Goal>
Copy every entry precisely.

Extracted entries>

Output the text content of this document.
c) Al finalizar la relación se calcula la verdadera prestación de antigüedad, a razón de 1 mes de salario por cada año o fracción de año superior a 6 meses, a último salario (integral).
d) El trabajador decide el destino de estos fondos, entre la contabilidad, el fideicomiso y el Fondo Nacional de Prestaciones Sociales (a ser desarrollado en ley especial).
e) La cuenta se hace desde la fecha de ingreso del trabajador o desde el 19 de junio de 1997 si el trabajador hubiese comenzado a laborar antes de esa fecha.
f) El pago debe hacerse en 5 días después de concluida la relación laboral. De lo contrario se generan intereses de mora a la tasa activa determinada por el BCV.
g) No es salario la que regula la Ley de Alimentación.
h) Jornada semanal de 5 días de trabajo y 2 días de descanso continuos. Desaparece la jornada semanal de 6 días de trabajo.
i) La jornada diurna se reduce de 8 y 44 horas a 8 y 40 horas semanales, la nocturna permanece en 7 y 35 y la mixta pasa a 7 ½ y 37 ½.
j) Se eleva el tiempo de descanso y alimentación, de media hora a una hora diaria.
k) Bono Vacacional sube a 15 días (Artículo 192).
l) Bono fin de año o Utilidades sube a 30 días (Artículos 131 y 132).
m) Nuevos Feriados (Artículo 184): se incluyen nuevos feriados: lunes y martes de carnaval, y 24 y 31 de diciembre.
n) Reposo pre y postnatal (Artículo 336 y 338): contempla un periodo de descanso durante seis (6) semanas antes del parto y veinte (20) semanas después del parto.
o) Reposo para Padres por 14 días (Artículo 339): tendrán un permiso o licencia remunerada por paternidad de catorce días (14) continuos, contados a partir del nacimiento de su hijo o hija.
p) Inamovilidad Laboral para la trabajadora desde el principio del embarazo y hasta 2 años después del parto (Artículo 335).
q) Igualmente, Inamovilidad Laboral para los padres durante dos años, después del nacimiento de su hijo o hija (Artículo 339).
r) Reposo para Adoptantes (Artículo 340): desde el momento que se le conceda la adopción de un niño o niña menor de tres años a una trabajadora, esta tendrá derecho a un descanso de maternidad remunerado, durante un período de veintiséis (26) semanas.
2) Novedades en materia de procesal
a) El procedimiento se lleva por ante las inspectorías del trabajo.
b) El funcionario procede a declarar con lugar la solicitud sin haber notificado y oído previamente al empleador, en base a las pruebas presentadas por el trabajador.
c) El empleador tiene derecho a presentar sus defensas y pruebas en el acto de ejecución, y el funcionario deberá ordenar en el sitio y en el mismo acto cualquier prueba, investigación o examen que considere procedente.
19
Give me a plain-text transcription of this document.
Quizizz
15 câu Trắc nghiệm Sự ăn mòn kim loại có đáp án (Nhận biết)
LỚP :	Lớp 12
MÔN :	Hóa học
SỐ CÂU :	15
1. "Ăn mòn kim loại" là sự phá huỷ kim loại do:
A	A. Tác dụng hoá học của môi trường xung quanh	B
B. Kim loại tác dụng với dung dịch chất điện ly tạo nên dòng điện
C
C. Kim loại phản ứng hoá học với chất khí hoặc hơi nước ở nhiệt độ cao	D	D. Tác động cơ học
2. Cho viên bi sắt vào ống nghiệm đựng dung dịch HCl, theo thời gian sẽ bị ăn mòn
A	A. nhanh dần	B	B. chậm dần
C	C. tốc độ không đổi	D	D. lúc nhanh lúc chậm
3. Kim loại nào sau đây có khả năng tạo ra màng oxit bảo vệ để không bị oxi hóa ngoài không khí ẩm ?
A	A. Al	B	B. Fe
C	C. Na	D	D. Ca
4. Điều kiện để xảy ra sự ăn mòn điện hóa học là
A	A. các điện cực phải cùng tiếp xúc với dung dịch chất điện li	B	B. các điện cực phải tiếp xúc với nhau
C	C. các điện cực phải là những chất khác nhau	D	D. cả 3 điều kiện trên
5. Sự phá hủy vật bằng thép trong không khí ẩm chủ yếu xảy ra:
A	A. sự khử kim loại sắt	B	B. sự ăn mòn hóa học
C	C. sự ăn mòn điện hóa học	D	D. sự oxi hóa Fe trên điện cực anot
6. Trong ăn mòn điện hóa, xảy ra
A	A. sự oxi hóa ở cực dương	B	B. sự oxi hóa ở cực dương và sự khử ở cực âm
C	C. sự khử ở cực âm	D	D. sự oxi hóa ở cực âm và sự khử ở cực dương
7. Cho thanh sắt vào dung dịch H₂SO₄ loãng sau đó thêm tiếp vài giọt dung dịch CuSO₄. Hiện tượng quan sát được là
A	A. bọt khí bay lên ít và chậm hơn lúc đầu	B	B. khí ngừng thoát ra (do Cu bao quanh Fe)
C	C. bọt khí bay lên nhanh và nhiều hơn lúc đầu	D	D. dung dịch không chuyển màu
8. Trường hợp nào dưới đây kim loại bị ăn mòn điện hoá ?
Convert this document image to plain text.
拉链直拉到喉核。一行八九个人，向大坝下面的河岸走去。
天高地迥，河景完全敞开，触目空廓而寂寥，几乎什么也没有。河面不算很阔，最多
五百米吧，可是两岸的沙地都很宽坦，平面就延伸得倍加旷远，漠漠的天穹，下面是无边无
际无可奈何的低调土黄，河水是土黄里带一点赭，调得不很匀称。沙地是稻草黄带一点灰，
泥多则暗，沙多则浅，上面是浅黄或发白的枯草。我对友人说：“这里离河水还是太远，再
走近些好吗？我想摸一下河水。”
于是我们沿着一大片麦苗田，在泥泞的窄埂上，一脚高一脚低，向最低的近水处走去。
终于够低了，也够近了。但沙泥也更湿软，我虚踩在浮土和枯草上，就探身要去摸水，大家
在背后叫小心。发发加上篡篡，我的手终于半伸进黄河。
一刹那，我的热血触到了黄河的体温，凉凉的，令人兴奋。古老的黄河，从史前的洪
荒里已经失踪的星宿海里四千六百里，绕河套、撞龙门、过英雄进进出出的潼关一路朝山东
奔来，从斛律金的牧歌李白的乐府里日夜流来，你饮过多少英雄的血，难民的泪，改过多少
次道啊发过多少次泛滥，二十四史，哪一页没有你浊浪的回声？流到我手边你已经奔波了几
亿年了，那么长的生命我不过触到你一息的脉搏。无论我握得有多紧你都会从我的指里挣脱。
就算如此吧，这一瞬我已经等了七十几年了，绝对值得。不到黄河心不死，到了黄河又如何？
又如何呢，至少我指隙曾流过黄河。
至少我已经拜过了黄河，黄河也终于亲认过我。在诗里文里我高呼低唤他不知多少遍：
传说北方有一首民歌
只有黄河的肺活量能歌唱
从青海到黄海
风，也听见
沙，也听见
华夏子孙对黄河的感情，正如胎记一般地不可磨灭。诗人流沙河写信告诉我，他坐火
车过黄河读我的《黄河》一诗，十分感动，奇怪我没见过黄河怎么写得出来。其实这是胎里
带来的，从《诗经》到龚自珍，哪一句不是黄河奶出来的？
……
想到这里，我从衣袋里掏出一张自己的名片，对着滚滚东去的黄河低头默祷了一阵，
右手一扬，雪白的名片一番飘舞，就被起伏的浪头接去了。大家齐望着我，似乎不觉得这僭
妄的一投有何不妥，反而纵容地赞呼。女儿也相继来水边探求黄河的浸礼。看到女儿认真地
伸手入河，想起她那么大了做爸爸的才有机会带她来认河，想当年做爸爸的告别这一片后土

Exercise answer>
Output the text content of this document.
c) Al finalizar la relación se calcula la verdadera prestación de antigüedad, a razón de 1 mes de salario por cada año o fracción de año superior a 6 meses, a último salario (integral).
d) El trabajador decide el destino de estos fondos, entre la contabilidad, el fideicomiso y el Fondo Nacional de Prestaciones Sociales (a ser desarrollado en ley especial).
e) La cuenta se hace desde la fecha de ingreso del trabajador o desde el 19 de junio de 1997 si el trabajador hubiese comenzado a laborar antes de esa fecha.
f) El pago debe hacerse en 5 días después de concluida la relación laboral. De lo contrario se generan intereses de mora a la tasa activa determinada por el BCV.
g) No es salario la que regula la Ley de Alimentación.
h) Jornada semanal de 5 días de trabajo y 2 días de descanso continuos. Desaparece la jornada semanal de 6 días de trabajo.
i) La jornada diurna se reduce de 8 y 44 horas a 8 y 40 horas semanales, la nocturna permanece en 7 y 35 y la mixta pasa a 7 ½ y 37 ½.
j) Se eleva el tiempo de descanso y alimentación, de media hora a una hora diaria.
k) Bono Vacacional sube a 15 días (Artículo 192).
l) Bono fin de año o Utilidades sube a 30 días (Artículos 131 y 132).
m) Nuevos Feriados (Artículo 184): se incluyen nuevos feriados: lunes y martes de carnaval, y 24 y 31 de diciembre.
n) Reposo pre y postnatal (Artículo 336 y 338): contempla un periodo de descanso durante seis (6) semanas antes del parto y veinte (20) semanas después del parto.
o) Reposo para Padres por 14 días (Artículo 339): tendrán un permiso o licencia remunerada por paternidad de catorce días (14) continuos, contados a partir del nacimiento de su hijo o hija.
p) Inamovilidad Laboral para la trabajadora desde el principio del embarazo y hasta 2 años después del parto (Artículo 335).
q) Igualmente, Inamovilidad Laboral para los padres durante dos años, después del nacimiento de su hijo o hija (Artículo 339).
r) Reposo para Adoptantes (Artículo 340): desde el momento que se le conceda la adopción de un niño o niña menor de tres años a una trabajadora, esta tendrá derecho a un descanso de maternidad remunerado, durante un período de veintiséis (26) semanas.
2) Novedades en materia de procesal
a) El procedimiento se lleva por ante las inspectorías del trabajo.
b) El funcionario procede a declarar con lugar la solicitud sin haber notificado y oído previamente al empleador, en base a las pruebas presentadas por el trabajador.
c) El empleador tiene derecho a presentar sus defensas y pruebas en el acto de ejecución, y el funcionario deberá ordenar en el sitio y en el mismo acto cualquier prueba, investigación o examen que considere procedente.
19
Give me a plain-text transcription of this document.
Quizizz
15 câu Trắc nghiệm Sự ăn mòn kim loại có đáp án (Nhận biết)
LỚP :	Lớp 12
MÔN :	Hóa học
SỐ CÂU :	15
1. "Ăn mòn kim loại" là sự phá huỷ kim loại do:
A	A. Tác dụng hoá học của môi trường xung quanh	B
B. Kim loại tác dụng với dung dịch chất điện ly tạo nên dòng điện
C
C. Kim loại phản ứng hoá học với chất khí hoặc hơi nước ở nhiệt độ cao	D	D. Tác động cơ học
2. Cho viên bi sắt vào ống nghiệm đựng dung dịch HCl, theo thời gian sẽ bị ăn mòn
A	A. nhanh dần	B	B. chậm dần
C	C. tốc độ không đổi	D	D. lúc nhanh lúc chậm
3. Kim loại nào sau đây có khả năng tạo ra màng oxit bảo vệ để không bị oxi hóa ngoài không khí ẩm ?
A	A. Al	B	B. Fe
C	C. Na	D	D. Ca
4. Điều kiện để xảy ra sự ăn mòn điện hóa học là
A	A. các điện cực phải cùng tiếp xúc với dung dịch chất điện li	B	B. các điện cực phải tiếp xúc với nhau
C	C. các điện cực phải là những chất khác nhau	D	D. cả 3 điều kiện trên
5. Sự phá hủy vật bằng thép trong không khí ẩm chủ yếu xảy ra:
A	A. sự khử kim loại sắt	B	B. sự ăn mòn hóa học
C	C. sự ăn mòn điện hóa học	D	D. sự oxi hóa Fe trên điện cực anot
6. Trong ăn mòn điện hóa, xảy ra
A	A. sự oxi hóa ở cực dương	B	B. sự oxi hóa ở cực dương và sự khử ở cực âm
C	C. sự khử ở cực âm	D	D. sự oxi hóa ở cực âm và sự khử ở cực dương
7. Cho thanh sắt vào dung dịch H₂SO₄ loãng sau đó thêm tiếp vài giọt dung dịch CuSO₄. Hiện tượng quan sát được là
A	A. bọt khí bay lên ít và chậm hơn lúc đầu	B	B. khí ngừng thoát ra (do Cu bao quanh Fe)
C	C. bọt khí bay lên nhanh và nhiều hơn lúc đầu	D	D. dung dịch không chuyển màu
8. Trường hợp nào dưới đây kim loại bị ăn mòn điện hoá ?
Convert this document image to plain text.
拉链直拉到喉核。一行八九个人，向大坝下面的河岸走去。
天高地迥，河景完全敞开，触目空廓而寂寥，几乎什么也没有。河面不算很阔，最多
五百米吧，可是两岸的沙地都很宽坦，平面就延伸得倍加旷远，漠漠的天穹，下面是无边无
际无可奈何的低调土黄，河水是土黄里带一点赭，调得不很匀称。沙地是稻草黄带一点灰，
泥多则暗，沙多则浅，上面是浅黄或发白的枯草。我对友人说：“这里离河水还是太远，再
走近些好吗？我想摸一下河水。”
于是我们沿着一大片麦苗田，在泥泞的窄埂上，一脚高一脚低，向最低的近水处走去。
终于够低了，也够近了。但沙泥也更湿软，我虚踩在浮土和枯草上，就探身要去摸水，大家
在背后叫小心。发发加上篡篡，我的手终于半伸进黄河。
一刹那，我的热血触到了黄河的体温，凉凉的，令人兴奋。古老的黄河，从史前的洪
荒里已经失踪的星宿海里四千六百里，绕河套、撞龙门、过英雄进进出出的潼关一路朝山东
奔来，从斛律金的牧歌李白的乐府里日夜流来，你饮过多少英雄的血，难民的泪，改过多少
次道啊发过多少次泛滥，二十四史，哪一页没有你浊浪的回声？流到我手边你已经奔波了几
亿年了，那么长的生命我不过触到你一息的脉搏。无论我握得有多紧你都会从我的指里挣脱。
就算如此吧，这一瞬我已经等了七十几年了，绝对值得。不到黄河心不死，到了黄河又如何？
又如何呢，至少我指隙曾流过黄河。
至少我已经拜过了黄河，黄河也终于亲认过我。在诗里文里我高呼低唤他不知多少遍：
传说北方有一首民歌
只有黄河的肺活量能歌唱
从青海到黄海
风，也听见
沙，也听见
华夏子孙对黄河的感情，正如胎记一般地不可磨灭。诗人流沙河写信告诉我，他坐火
车过黄河读我的《黄河》一诗，十分感动，奇怪我没见过黄河怎么写得出来。其实这是胎里
带来的，从《诗经》到龚自珍，哪一句不是黄河奶出来的？
……
想到这里，我从衣袋里掏出一张自己的名片，对着滚滚东去的黄河低头默祷了一阵，
右手一扬，雪白的名片一番飘舞，就被起伏的浪头接去了。大家齐望着我，似乎不觉得这僭
妄的一投有何不妥，反而纵容地赞呼。女儿也相继来水边探求黄河的浸礼。看到女儿认真地
伸手入河，想起她那么大了做爸爸的才有机会带她来认河，想当年做爸爸的告别这一片后土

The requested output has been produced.